List each line of the data in which the string "with" appears.

--- START DATASET RECORDS ---

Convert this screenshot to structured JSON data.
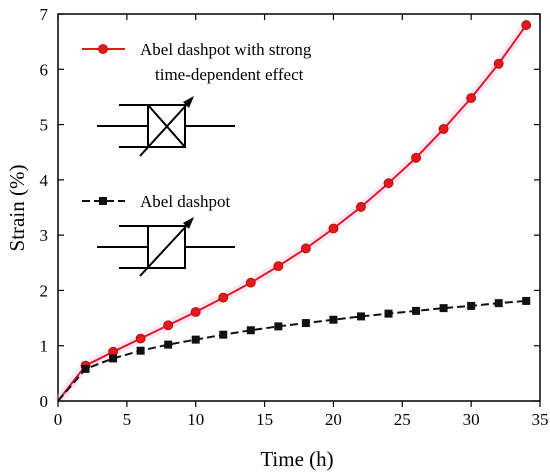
{
  "chart_data": {
    "type": "line",
    "xlabel": "Time (h)",
    "ylabel": "Strain (%)",
    "xlim": [
      0,
      35
    ],
    "ylim": [
      0,
      7
    ],
    "xticks": [
      0,
      5,
      10,
      15,
      20,
      25,
      30,
      35
    ],
    "yticks": [
      0,
      1,
      2,
      3,
      4,
      5,
      6,
      7
    ],
    "grid": false,
    "legend_position": "top-left",
    "series": [
      {
        "name": "Abel dashpot with strong time-dependent effect",
        "legend_lines": [
          "Abel dashpot with strong",
          "time-dependent effect"
        ],
        "marker": "circle",
        "color": "#e31a1c",
        "x": [
          0,
          2,
          4,
          6,
          8,
          10,
          12,
          14,
          16,
          18,
          20,
          22,
          24,
          26,
          28,
          30,
          32,
          34
        ],
        "y": [
          0,
          0.64,
          0.89,
          1.13,
          1.37,
          1.61,
          1.87,
          2.14,
          2.44,
          2.76,
          3.12,
          3.51,
          3.94,
          4.4,
          4.92,
          5.48,
          6.1,
          6.8
        ]
      },
      {
        "name": "Abel dashpot",
        "legend_lines": [
          "Abel dashpot"
        ],
        "marker": "square",
        "color": "#111111",
        "x": [
          0,
          2,
          4,
          6,
          8,
          10,
          12,
          14,
          16,
          18,
          20,
          22,
          24,
          26,
          28,
          30,
          32,
          34
        ],
        "y": [
          0,
          0.58,
          0.77,
          0.91,
          1.02,
          1.11,
          1.2,
          1.28,
          1.35,
          1.41,
          1.47,
          1.53,
          1.58,
          1.63,
          1.68,
          1.72,
          1.77,
          1.81
        ]
      }
    ]
  }
}
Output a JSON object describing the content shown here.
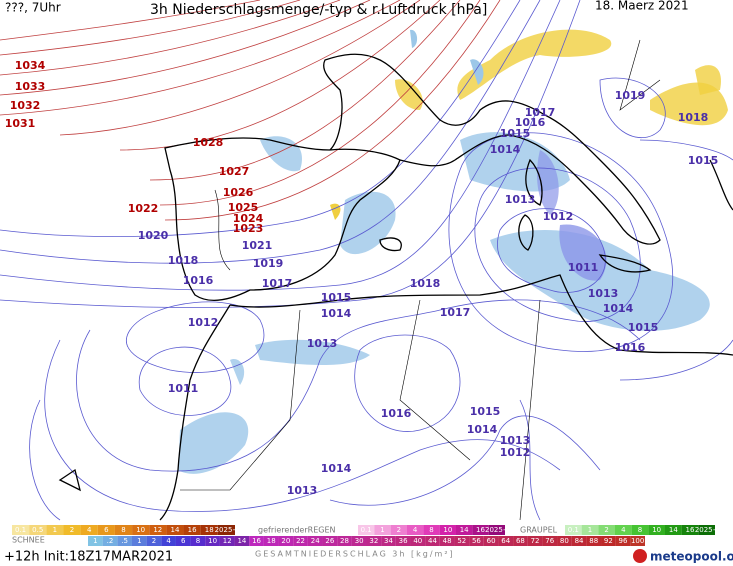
{
  "header": {
    "left": "???, 7Uhr",
    "title": "3h Niederschlagsmenge/-typ & r.Luftdruck [hPa]",
    "date": "18. Maerz 2021"
  },
  "isobar_labels": [
    {
      "text": "1034",
      "color": "#b00000"
    },
    {
      "text": "1033",
      "color": "#b00000"
    },
    {
      "text": "1032",
      "color": "#b00000"
    },
    {
      "text": "1031",
      "color": "#b00000"
    },
    {
      "text": "1028",
      "color": "#b00000"
    },
    {
      "text": "1027",
      "color": "#b00000"
    },
    {
      "text": "1026",
      "color": "#b00000"
    },
    {
      "text": "1025",
      "color": "#b00000"
    },
    {
      "text": "1024",
      "color": "#b00000"
    },
    {
      "text": "1023",
      "color": "#b00000"
    },
    {
      "text": "1022",
      "color": "#b00000"
    },
    {
      "text": "1021",
      "color": "#4a2fa8"
    },
    {
      "text": "1020",
      "color": "#4a2fa8"
    },
    {
      "text": "1019",
      "color": "#4a2fa8"
    },
    {
      "text": "1018",
      "color": "#4a2fa8"
    },
    {
      "text": "1016",
      "color": "#4a2fa8"
    },
    {
      "text": "1017",
      "color": "#4a2fa8"
    },
    {
      "text": "1015",
      "color": "#4a2fa8"
    },
    {
      "text": "1014",
      "color": "#4a2fa8"
    },
    {
      "text": "1018",
      "color": "#4a2fa8"
    },
    {
      "text": "1017",
      "color": "#4a2fa8"
    },
    {
      "text": "1012",
      "color": "#4a2fa8"
    },
    {
      "text": "1013",
      "color": "#4a2fa8"
    },
    {
      "text": "1011",
      "color": "#4a2fa8"
    },
    {
      "text": "1016",
      "color": "#4a2fa8"
    },
    {
      "text": "1015",
      "color": "#4a2fa8"
    },
    {
      "text": "1014",
      "color": "#4a2fa8"
    },
    {
      "text": "1013",
      "color": "#4a2fa8"
    },
    {
      "text": "1012",
      "color": "#4a2fa8"
    },
    {
      "text": "1014",
      "color": "#4a2fa8"
    },
    {
      "text": "1013",
      "color": "#4a2fa8"
    },
    {
      "text": "1016",
      "color": "#4a2fa8"
    },
    {
      "text": "1015",
      "color": "#4a2fa8"
    },
    {
      "text": "1014",
      "color": "#4a2fa8"
    },
    {
      "text": "1013",
      "color": "#4a2fa8"
    },
    {
      "text": "1011",
      "color": "#4a2fa8"
    },
    {
      "text": "1012",
      "color": "#4a2fa8"
    },
    {
      "text": "1013",
      "color": "#4a2fa8"
    },
    {
      "text": "1014",
      "color": "#4a2fa8"
    },
    {
      "text": "1015",
      "color": "#4a2fa8"
    },
    {
      "text": "1016",
      "color": "#4a2fa8"
    },
    {
      "text": "1017",
      "color": "#4a2fa8"
    },
    {
      "text": "1019",
      "color": "#4a2fa8"
    },
    {
      "text": "1018",
      "color": "#4a2fa8"
    },
    {
      "text": "1015",
      "color": "#4a2fa8"
    }
  ],
  "legend": {
    "rain_scale": [
      "0.1",
      "0.5",
      "1",
      "2",
      "4",
      "6",
      "8",
      "10",
      "12",
      "14",
      "16",
      "18",
      "2025+"
    ],
    "rain_colors": [
      "#f7e6a0",
      "#f5d77a",
      "#f2c94f",
      "#f0bb2a",
      "#eeaa22",
      "#e8981c",
      "#e08418",
      "#d87014",
      "#cf5f10",
      "#c24f0c",
      "#b54008",
      "#a63206",
      "#8c2604"
    ],
    "freezing_label": "gefrierenderREGEN",
    "freezing_scale": [
      "0.1",
      "1",
      "2",
      "4",
      "8",
      "10",
      "14",
      "16",
      "2025+"
    ],
    "freezing_colors": [
      "#f8c6e8",
      "#f3a2dc",
      "#ee7fd0",
      "#e85cc4",
      "#e03bb8",
      "#d322aa",
      "#c01a9a",
      "#aa128a",
      "#940a7a"
    ],
    "graupel_label": "GRAUPEL",
    "graupel_scale": [
      "0.1",
      "1",
      "2",
      "4",
      "8",
      "10",
      "14",
      "16",
      "2025+"
    ],
    "graupel_colors": [
      "#c8f0c0",
      "#a6e69a",
      "#84dc74",
      "#62d24e",
      "#46c432",
      "#32b020",
      "#229a14",
      "#16840c",
      "#0c6e06"
    ],
    "snow_label": "SCHNEE",
    "total_scale": [
      "1",
      ".2",
      ".5",
      "1",
      "2",
      "4",
      "6",
      "8",
      "10",
      "12",
      "14",
      "16",
      "18",
      "20",
      "22",
      "24",
      "26",
      "28",
      "30",
      "32",
      "34",
      "36",
      "40",
      "44",
      "48",
      "52",
      "56",
      "60",
      "64",
      "68",
      "72",
      "76",
      "80",
      "84",
      "88",
      "92",
      "96",
      "100"
    ],
    "total_label": "GESAMTNIEDERSCHLAG 3h [kg/m²]",
    "run": "+12h Init:18Z17MAR2021",
    "brand": "meteopool.org"
  }
}
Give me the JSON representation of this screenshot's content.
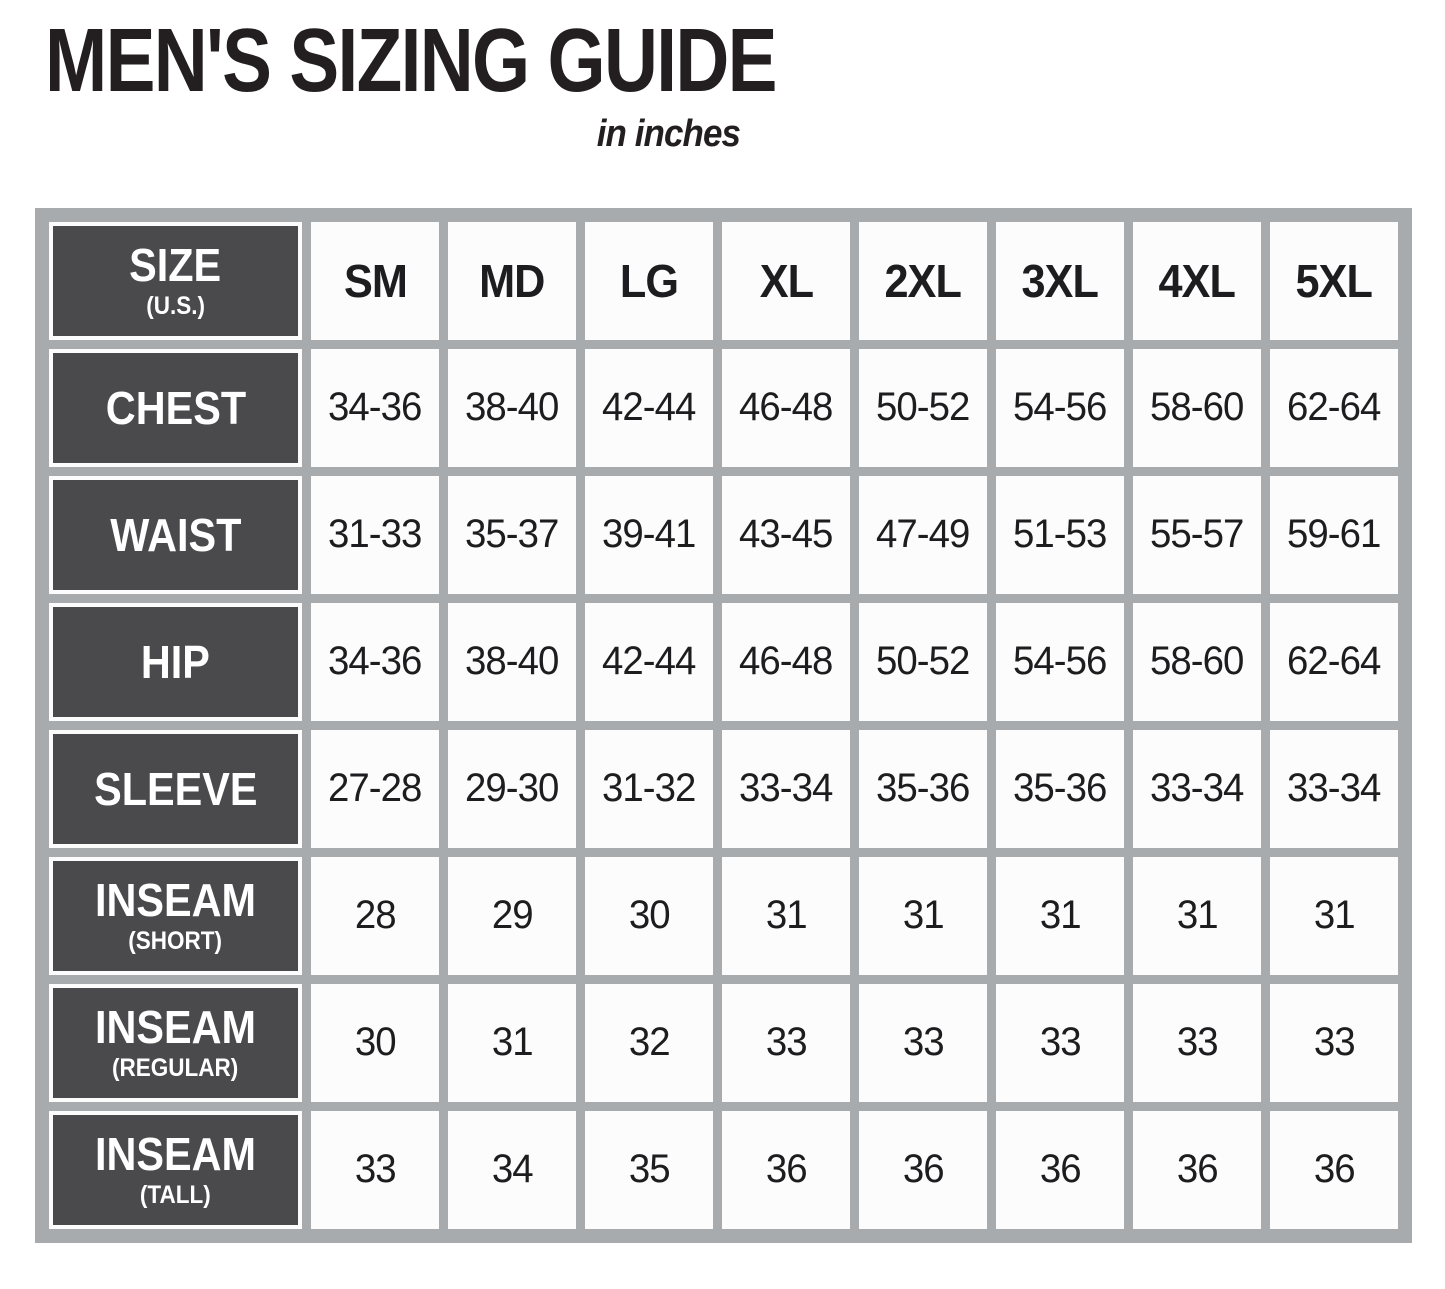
{
  "page": {
    "title": "MEN'S SIZING GUIDE",
    "subtitle": "in inches"
  },
  "table": {
    "corner": {
      "label": "SIZE",
      "sublabel": "(U.S.)"
    },
    "columns": [
      "SM",
      "MD",
      "LG",
      "XL",
      "2XL",
      "3XL",
      "4XL",
      "5XL"
    ],
    "rows": [
      {
        "label": "CHEST",
        "sublabel": "",
        "values": [
          "34-36",
          "38-40",
          "42-44",
          "46-48",
          "50-52",
          "54-56",
          "58-60",
          "62-64"
        ]
      },
      {
        "label": "WAIST",
        "sublabel": "",
        "values": [
          "31-33",
          "35-37",
          "39-41",
          "43-45",
          "47-49",
          "51-53",
          "55-57",
          "59-61"
        ]
      },
      {
        "label": "HIP",
        "sublabel": "",
        "values": [
          "34-36",
          "38-40",
          "42-44",
          "46-48",
          "50-52",
          "54-56",
          "58-60",
          "62-64"
        ]
      },
      {
        "label": "SLEEVE",
        "sublabel": "",
        "values": [
          "27-28",
          "29-30",
          "31-32",
          "33-34",
          "35-36",
          "35-36",
          "33-34",
          "33-34"
        ]
      },
      {
        "label": "INSEAM",
        "sublabel": "(SHORT)",
        "values": [
          "28",
          "29",
          "30",
          "31",
          "31",
          "31",
          "31",
          "31"
        ]
      },
      {
        "label": "INSEAM",
        "sublabel": "(REGULAR)",
        "values": [
          "30",
          "31",
          "32",
          "33",
          "33",
          "33",
          "33",
          "33"
        ]
      },
      {
        "label": "INSEAM",
        "sublabel": "(TALL)",
        "values": [
          "33",
          "34",
          "35",
          "36",
          "36",
          "36",
          "36",
          "36"
        ]
      }
    ]
  },
  "colors": {
    "frame_gray": "#a8abad",
    "header_dark": "#4a4a4c",
    "text_dark": "#1d1d1f",
    "cell_white": "#fcfcfc",
    "page_bg": "#ffffff"
  }
}
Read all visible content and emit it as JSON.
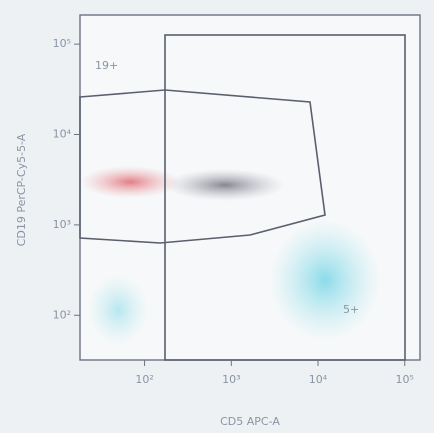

--- END DATASET RECORDS ---

## PROBLEM SOLUTION
        "name": "Abel dashpot with strong time-dependent effect",
          "Abel dashpot with strong",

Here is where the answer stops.